§ **INFORMATION SHOWN**
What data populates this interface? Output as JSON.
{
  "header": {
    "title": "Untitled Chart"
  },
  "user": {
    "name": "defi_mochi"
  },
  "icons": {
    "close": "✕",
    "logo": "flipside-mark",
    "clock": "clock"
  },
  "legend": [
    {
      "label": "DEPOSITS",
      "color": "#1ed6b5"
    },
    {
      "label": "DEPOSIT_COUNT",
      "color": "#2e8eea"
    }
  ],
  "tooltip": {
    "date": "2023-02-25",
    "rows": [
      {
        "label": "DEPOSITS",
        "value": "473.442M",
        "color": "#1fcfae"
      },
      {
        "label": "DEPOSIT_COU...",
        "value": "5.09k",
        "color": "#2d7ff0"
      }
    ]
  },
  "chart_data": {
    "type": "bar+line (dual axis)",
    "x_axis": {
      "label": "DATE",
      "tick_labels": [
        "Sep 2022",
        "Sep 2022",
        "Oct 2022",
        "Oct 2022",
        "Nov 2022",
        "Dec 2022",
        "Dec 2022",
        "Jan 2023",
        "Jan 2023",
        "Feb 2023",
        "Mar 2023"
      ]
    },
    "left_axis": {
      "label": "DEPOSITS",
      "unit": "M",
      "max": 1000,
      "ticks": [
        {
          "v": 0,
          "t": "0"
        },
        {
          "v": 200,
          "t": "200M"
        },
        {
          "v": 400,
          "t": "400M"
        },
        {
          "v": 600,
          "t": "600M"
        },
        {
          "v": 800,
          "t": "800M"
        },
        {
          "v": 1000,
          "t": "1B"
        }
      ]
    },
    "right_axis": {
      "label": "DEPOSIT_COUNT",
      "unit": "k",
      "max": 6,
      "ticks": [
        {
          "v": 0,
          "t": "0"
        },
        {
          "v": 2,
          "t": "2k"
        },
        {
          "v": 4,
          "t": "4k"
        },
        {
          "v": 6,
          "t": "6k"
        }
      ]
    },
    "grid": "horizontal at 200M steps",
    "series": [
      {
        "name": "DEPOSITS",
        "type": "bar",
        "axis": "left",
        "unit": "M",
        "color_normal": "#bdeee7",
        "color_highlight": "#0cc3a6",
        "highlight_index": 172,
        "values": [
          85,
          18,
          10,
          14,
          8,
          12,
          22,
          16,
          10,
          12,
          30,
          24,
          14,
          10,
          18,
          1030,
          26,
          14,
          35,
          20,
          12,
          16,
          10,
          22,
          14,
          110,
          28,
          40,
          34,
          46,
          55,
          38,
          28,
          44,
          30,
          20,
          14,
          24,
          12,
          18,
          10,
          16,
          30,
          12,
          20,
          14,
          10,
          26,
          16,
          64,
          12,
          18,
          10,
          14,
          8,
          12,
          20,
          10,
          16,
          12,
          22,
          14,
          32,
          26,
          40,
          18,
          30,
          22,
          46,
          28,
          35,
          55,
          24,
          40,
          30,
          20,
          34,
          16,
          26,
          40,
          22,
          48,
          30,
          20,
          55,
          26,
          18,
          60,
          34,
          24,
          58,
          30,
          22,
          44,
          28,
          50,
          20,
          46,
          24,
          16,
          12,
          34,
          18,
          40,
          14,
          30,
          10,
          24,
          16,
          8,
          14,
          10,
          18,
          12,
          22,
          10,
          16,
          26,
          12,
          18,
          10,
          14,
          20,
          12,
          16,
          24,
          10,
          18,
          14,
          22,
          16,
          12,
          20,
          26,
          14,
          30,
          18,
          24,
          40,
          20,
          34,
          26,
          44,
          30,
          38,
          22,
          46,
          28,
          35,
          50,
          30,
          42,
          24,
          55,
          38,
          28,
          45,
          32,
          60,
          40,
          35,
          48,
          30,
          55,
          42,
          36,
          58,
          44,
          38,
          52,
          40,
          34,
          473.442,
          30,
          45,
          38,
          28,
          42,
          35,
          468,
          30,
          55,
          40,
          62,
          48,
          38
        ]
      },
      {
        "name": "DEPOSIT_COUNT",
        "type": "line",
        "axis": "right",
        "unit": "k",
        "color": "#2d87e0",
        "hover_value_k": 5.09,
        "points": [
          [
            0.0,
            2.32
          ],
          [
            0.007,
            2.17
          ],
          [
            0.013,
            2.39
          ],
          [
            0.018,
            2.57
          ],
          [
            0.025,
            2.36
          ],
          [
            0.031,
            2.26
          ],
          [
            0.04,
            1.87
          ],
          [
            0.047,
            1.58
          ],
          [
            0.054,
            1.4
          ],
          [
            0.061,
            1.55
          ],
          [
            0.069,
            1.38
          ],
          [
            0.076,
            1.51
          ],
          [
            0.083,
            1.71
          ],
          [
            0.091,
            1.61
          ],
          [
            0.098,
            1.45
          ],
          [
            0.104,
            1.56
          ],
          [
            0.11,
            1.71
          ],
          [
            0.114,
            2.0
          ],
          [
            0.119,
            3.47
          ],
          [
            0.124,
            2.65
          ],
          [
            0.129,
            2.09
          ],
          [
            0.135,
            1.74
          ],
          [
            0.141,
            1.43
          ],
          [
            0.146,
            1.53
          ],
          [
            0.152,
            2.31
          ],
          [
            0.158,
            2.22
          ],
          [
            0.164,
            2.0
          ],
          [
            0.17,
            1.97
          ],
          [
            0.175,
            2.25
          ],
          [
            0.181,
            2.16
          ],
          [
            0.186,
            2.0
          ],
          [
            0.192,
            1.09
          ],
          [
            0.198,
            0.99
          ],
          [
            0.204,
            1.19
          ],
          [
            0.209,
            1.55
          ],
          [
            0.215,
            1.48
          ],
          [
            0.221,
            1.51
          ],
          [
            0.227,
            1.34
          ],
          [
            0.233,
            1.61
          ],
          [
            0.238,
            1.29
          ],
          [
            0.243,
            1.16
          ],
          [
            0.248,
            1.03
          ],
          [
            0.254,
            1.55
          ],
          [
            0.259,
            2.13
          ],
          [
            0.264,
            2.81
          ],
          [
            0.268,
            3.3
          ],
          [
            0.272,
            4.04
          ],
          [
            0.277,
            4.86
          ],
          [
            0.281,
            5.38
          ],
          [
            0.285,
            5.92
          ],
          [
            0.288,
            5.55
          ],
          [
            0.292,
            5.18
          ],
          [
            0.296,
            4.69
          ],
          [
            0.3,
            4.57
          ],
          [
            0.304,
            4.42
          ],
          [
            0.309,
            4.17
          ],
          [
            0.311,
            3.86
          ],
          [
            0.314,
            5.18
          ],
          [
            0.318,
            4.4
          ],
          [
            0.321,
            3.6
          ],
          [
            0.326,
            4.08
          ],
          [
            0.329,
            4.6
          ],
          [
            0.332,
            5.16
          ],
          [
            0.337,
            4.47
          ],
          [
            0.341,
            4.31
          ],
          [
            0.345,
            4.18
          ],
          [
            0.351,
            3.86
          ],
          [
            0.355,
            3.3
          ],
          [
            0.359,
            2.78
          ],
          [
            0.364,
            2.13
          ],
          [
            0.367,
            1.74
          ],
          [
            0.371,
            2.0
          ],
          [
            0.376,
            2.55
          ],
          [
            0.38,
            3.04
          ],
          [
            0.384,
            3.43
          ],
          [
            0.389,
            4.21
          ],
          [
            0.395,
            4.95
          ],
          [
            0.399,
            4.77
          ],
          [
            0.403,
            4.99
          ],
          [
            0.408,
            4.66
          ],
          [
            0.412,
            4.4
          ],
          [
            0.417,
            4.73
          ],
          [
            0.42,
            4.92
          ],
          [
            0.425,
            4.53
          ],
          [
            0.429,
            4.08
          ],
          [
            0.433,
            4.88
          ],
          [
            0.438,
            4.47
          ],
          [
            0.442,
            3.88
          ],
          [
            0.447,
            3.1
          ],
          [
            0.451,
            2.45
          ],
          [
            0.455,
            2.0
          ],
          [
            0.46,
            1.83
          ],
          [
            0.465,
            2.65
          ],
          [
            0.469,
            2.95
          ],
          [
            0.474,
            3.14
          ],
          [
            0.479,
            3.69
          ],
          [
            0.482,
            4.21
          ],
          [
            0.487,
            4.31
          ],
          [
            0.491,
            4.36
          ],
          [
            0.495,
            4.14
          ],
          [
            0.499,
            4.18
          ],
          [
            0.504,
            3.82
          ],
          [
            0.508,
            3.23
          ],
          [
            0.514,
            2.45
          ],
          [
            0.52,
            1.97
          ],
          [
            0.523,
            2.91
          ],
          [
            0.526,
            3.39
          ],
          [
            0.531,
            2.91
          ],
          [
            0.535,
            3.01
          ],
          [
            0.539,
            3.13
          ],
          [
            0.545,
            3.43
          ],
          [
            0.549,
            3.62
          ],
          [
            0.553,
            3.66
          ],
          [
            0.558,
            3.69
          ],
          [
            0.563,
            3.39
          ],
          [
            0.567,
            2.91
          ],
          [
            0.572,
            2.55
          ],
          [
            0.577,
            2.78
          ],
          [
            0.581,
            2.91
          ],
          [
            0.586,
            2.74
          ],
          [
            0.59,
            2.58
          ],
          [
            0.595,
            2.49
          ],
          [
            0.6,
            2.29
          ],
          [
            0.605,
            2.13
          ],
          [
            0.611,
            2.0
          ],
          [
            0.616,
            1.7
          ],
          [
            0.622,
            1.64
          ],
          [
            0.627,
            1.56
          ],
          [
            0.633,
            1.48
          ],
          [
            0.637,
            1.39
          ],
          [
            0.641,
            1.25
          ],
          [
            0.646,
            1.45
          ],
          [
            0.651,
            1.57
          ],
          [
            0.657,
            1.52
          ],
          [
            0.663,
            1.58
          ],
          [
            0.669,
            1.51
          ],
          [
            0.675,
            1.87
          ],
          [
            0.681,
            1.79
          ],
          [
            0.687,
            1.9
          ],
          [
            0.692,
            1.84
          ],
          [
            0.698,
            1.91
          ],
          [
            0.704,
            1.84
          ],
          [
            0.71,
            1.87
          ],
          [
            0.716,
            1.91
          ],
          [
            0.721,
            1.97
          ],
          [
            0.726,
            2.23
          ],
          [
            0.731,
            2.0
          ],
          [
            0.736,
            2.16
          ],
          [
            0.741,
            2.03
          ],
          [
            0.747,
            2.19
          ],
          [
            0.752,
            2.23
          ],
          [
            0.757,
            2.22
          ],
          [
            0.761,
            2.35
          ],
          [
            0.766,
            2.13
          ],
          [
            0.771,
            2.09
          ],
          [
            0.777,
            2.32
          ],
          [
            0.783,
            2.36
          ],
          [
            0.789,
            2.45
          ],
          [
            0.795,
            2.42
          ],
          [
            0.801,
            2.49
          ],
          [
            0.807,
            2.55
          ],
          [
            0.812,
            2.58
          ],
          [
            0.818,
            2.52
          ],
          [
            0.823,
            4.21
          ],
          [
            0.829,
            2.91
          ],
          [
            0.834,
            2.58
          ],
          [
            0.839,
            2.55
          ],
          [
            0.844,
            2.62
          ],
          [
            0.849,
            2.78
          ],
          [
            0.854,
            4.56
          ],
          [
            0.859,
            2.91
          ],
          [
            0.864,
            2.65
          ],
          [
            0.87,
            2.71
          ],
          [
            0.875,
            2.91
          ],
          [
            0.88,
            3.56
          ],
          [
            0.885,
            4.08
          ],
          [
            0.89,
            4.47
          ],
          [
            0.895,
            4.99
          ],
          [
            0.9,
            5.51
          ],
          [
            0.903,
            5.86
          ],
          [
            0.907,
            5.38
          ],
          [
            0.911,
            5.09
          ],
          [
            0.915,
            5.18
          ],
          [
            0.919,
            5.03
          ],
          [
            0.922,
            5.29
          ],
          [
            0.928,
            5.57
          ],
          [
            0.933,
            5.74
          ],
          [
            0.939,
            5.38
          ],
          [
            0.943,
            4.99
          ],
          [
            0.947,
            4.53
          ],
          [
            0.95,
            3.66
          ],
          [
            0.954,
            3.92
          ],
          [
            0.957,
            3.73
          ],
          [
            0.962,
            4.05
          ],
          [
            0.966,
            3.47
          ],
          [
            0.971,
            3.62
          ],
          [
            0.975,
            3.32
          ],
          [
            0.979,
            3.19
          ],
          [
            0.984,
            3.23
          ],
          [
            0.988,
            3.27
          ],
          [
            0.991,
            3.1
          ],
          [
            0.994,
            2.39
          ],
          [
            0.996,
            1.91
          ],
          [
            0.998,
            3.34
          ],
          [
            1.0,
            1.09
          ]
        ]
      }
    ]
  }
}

§ **WHAT THE TASK REQUIRES**
Answer with one number: how many lines of the entries above include the word "DEPOSITS".

§ **ANSWER FOR THIS EXERCISE**
4